| DATASET CONTENT |
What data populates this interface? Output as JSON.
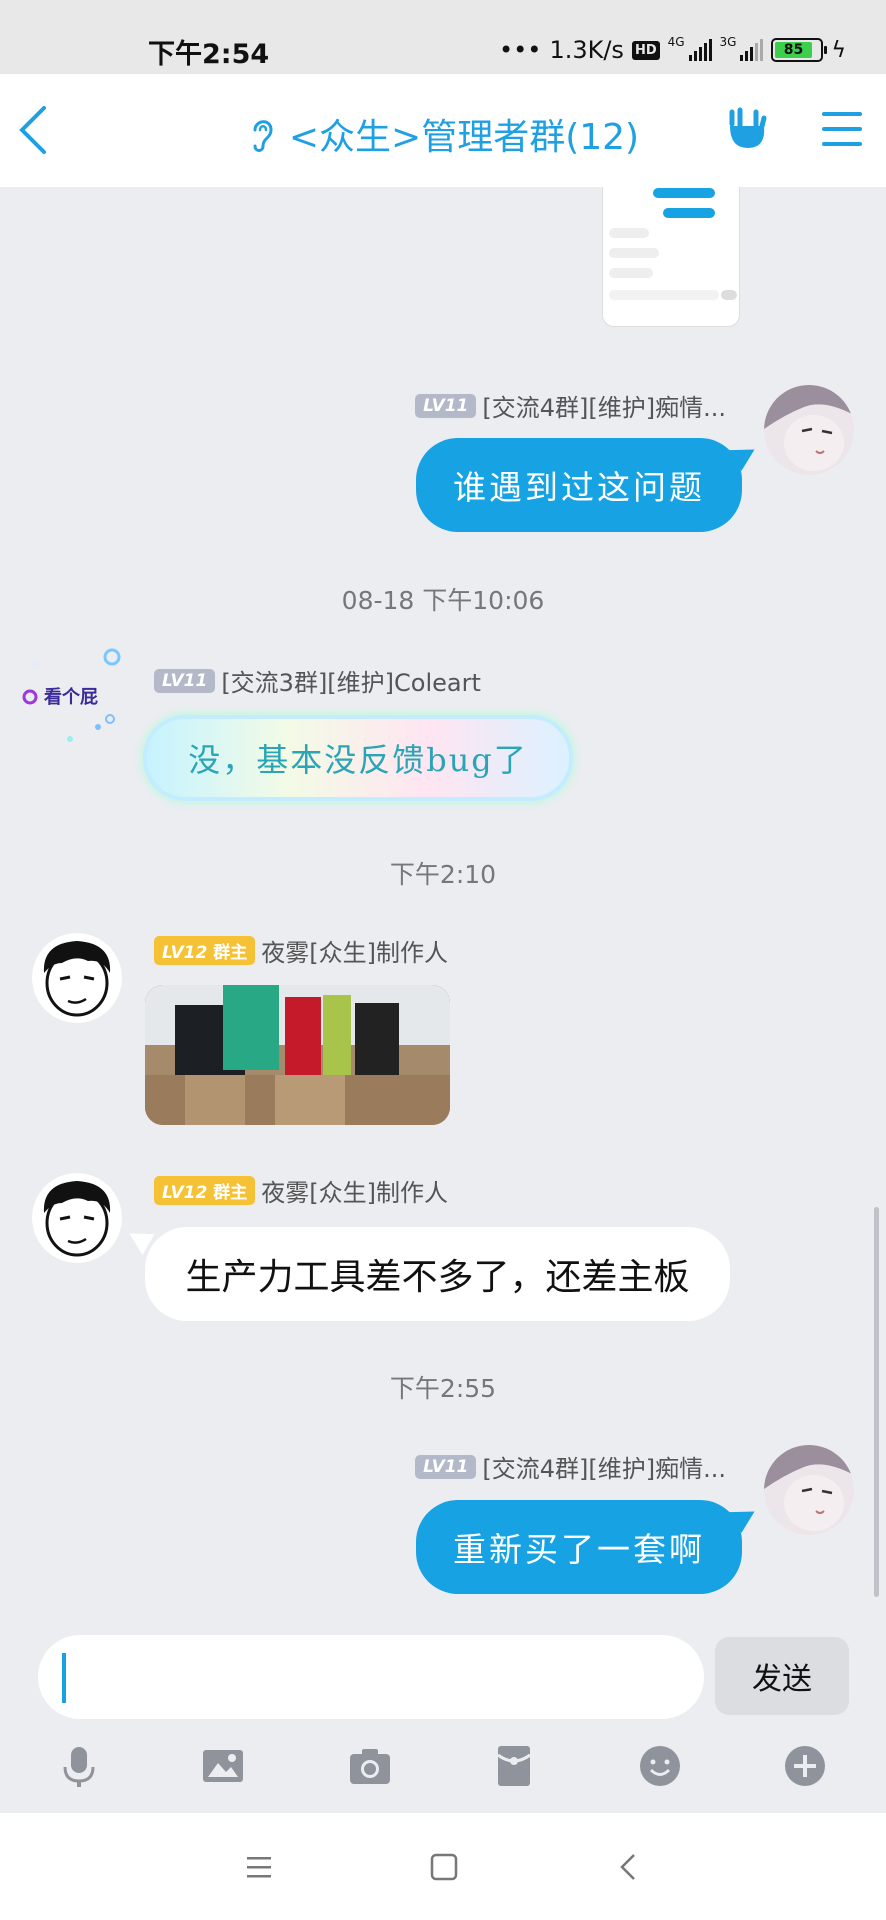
{
  "status_bar": {
    "time": "下午2:54",
    "net_speed": "1.3K/s",
    "hd": "HD",
    "sim1": "4G",
    "sim2": "3G",
    "battery": "85"
  },
  "header": {
    "title": "<众生>管理者群(12)",
    "icons": [
      "back-icon",
      "ear-icon",
      "hand-gesture-icon",
      "menu-icon"
    ]
  },
  "messages": [
    {
      "level": "LV11",
      "sender": "[交流4群][维护]痴情...",
      "text": "谁遇到过这问题"
    },
    {
      "timestamp": "08-18 下午10:06"
    },
    {
      "level": "LV11",
      "sender": "[交流3群][维护]Coleart",
      "badge_text": "看个屁",
      "text": "没，基本没反馈bug了"
    },
    {
      "timestamp": "下午2:10"
    },
    {
      "level": "LV12",
      "role": "群主",
      "sender": "夜雾[众生]制作人",
      "image": "photo-of-hardware-boxes"
    },
    {
      "level": "LV12",
      "role": "群主",
      "sender": "夜雾[众生]制作人",
      "text": "生产力工具差不多了，还差主板"
    },
    {
      "timestamp": "下午2:55"
    },
    {
      "level": "LV11",
      "sender": "[交流4群][维护]痴情...",
      "text": "重新买了一套啊"
    }
  ],
  "input": {
    "placeholder": "",
    "send_label": "发送",
    "tools": [
      "microphone-icon",
      "image-icon",
      "camera-icon",
      "red-packet-icon",
      "emoji-icon",
      "plus-icon"
    ]
  },
  "colors": {
    "accent": "#16a2e3",
    "gold_badge": "#f6c235",
    "grey_badge": "#b3b9c9",
    "chat_bg": "#ecedf1"
  }
}
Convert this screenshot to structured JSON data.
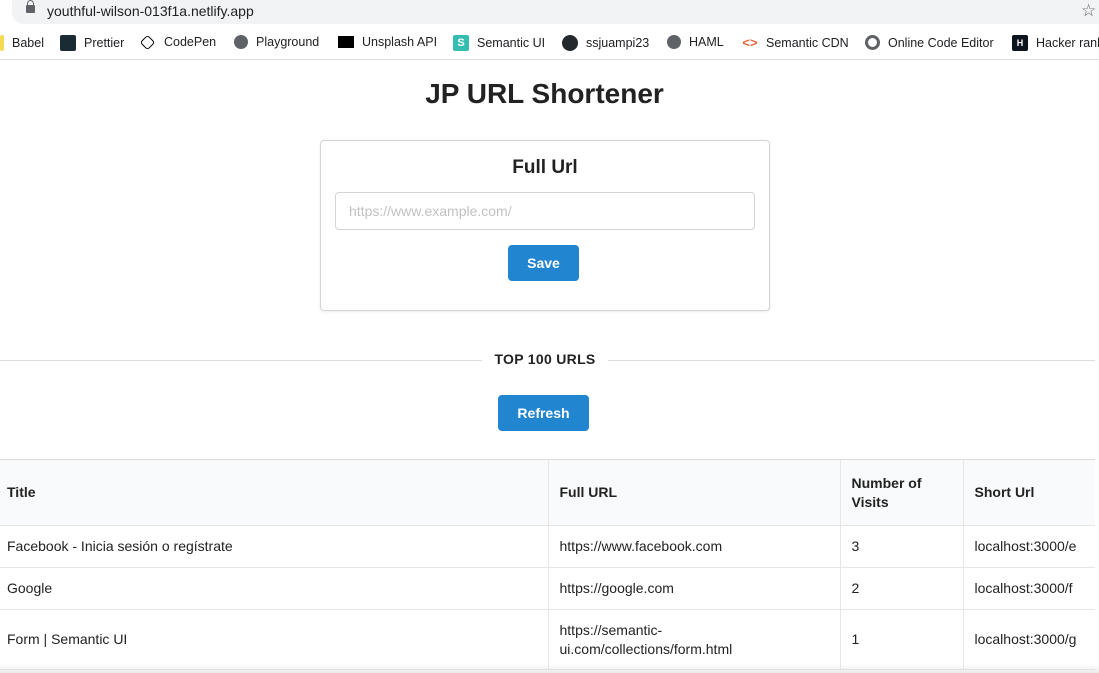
{
  "browser": {
    "url": "youthful-wilson-013f1a.netlify.app",
    "bookmarks": [
      {
        "label": "Babel",
        "icon": "babel-icon"
      },
      {
        "label": "Prettier",
        "icon": "prettier-icon"
      },
      {
        "label": "CodePen",
        "icon": "codepen-icon"
      },
      {
        "label": "Playground",
        "icon": "globe-icon"
      },
      {
        "label": "Unsplash API",
        "icon": "unsplash-icon"
      },
      {
        "label": "Semantic UI",
        "icon": "semantic-ui-icon"
      },
      {
        "label": "ssjuampi23",
        "icon": "github-icon"
      },
      {
        "label": "HAML",
        "icon": "globe-icon"
      },
      {
        "label": "Semantic CDN",
        "icon": "code-brackets-icon"
      },
      {
        "label": "Online Code Editor",
        "icon": "online-editor-icon"
      },
      {
        "label": "Hacker rank",
        "icon": "hackerrank-icon"
      }
    ]
  },
  "header": {
    "title": "JP URL Shortener"
  },
  "form": {
    "title": "Full Url",
    "placeholder": "https://www.example.com/",
    "value": "",
    "save_label": "Save"
  },
  "divider": {
    "label": "TOP 100 URLS"
  },
  "refresh_label": "Refresh",
  "table": {
    "columns": [
      "Title",
      "Full URL",
      "Number of Visits",
      "Short Url"
    ],
    "rows": [
      {
        "title": "Facebook - Inicia sesión o regístrate",
        "full_url": "https://www.facebook.com",
        "visits": "3",
        "short_url": "localhost:3000/e"
      },
      {
        "title": "Google",
        "full_url": "https://google.com",
        "visits": "2",
        "short_url": "localhost:3000/f"
      },
      {
        "title": "Form | Semantic UI",
        "full_url": "https://semantic-ui.com/collections/form.html",
        "visits": "1",
        "short_url": "localhost:3000/g"
      }
    ]
  },
  "colors": {
    "primary_button": "#2185d0",
    "table_header_bg": "#f9fafb"
  }
}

| PROBLEM |
Any pictures should be dropped; transcribe the rest of the records above exactly.

| COMPLETED EXERCISE |
What data populates this interface? Output as JSON.
{
  "status_bar": {
    "time": "下午2:54",
    "net_speed": "1.3K/s",
    "hd": "HD",
    "sim1": "4G",
    "sim2": "3G",
    "battery": "85"
  },
  "header": {
    "title": "<众生>管理者群(12)",
    "icons": [
      "back-icon",
      "ear-icon",
      "hand-gesture-icon",
      "menu-icon"
    ]
  },
  "messages": [
    {
      "level": "LV11",
      "sender": "[交流4群][维护]痴情...",
      "text": "谁遇到过这问题"
    },
    {
      "timestamp": "08-18 下午10:06"
    },
    {
      "level": "LV11",
      "sender": "[交流3群][维护]Coleart",
      "badge_text": "看个屁",
      "text": "没，基本没反馈bug了"
    },
    {
      "timestamp": "下午2:10"
    },
    {
      "level": "LV12",
      "role": "群主",
      "sender": "夜雾[众生]制作人",
      "image": "photo-of-hardware-boxes"
    },
    {
      "level": "LV12",
      "role": "群主",
      "sender": "夜雾[众生]制作人",
      "text": "生产力工具差不多了，还差主板"
    },
    {
      "timestamp": "下午2:55"
    },
    {
      "level": "LV11",
      "sender": "[交流4群][维护]痴情...",
      "text": "重新买了一套啊"
    }
  ],
  "input": {
    "placeholder": "",
    "send_label": "发送",
    "tools": [
      "microphone-icon",
      "image-icon",
      "camera-icon",
      "red-packet-icon",
      "emoji-icon",
      "plus-icon"
    ]
  },
  "colors": {
    "accent": "#16a2e3",
    "gold_badge": "#f6c235",
    "grey_badge": "#b3b9c9",
    "chat_bg": "#ecedf1"
  }
}
Convert this screenshot to structured JSON data.
{
  "browser": {
    "url": "youthful-wilson-013f1a.netlify.app",
    "bookmarks": [
      {
        "label": "Babel",
        "icon": "babel-icon"
      },
      {
        "label": "Prettier",
        "icon": "prettier-icon"
      },
      {
        "label": "CodePen",
        "icon": "codepen-icon"
      },
      {
        "label": "Playground",
        "icon": "globe-icon"
      },
      {
        "label": "Unsplash API",
        "icon": "unsplash-icon"
      },
      {
        "label": "Semantic UI",
        "icon": "semantic-ui-icon"
      },
      {
        "label": "ssjuampi23",
        "icon": "github-icon"
      },
      {
        "label": "HAML",
        "icon": "globe-icon"
      },
      {
        "label": "Semantic CDN",
        "icon": "code-brackets-icon"
      },
      {
        "label": "Online Code Editor",
        "icon": "online-editor-icon"
      },
      {
        "label": "Hacker rank",
        "icon": "hackerrank-icon"
      }
    ]
  },
  "header": {
    "title": "JP URL Shortener"
  },
  "form": {
    "title": "Full Url",
    "placeholder": "https://www.example.com/",
    "value": "",
    "save_label": "Save"
  },
  "divider": {
    "label": "TOP 100 URLS"
  },
  "refresh_label": "Refresh",
  "table": {
    "columns": [
      "Title",
      "Full URL",
      "Number of Visits",
      "Short Url"
    ],
    "rows": [
      {
        "title": "Facebook - Inicia sesión o regístrate",
        "full_url": "https://www.facebook.com",
        "visits": "3",
        "short_url": "localhost:3000/e"
      },
      {
        "title": "Google",
        "full_url": "https://google.com",
        "visits": "2",
        "short_url": "localhost:3000/f"
      },
      {
        "title": "Form | Semantic UI",
        "full_url": "https://semantic-ui.com/collections/form.html",
        "visits": "1",
        "short_url": "localhost:3000/g"
      }
    ]
  },
  "colors": {
    "primary_button": "#2185d0",
    "table_header_bg": "#f9fafb"
  }
}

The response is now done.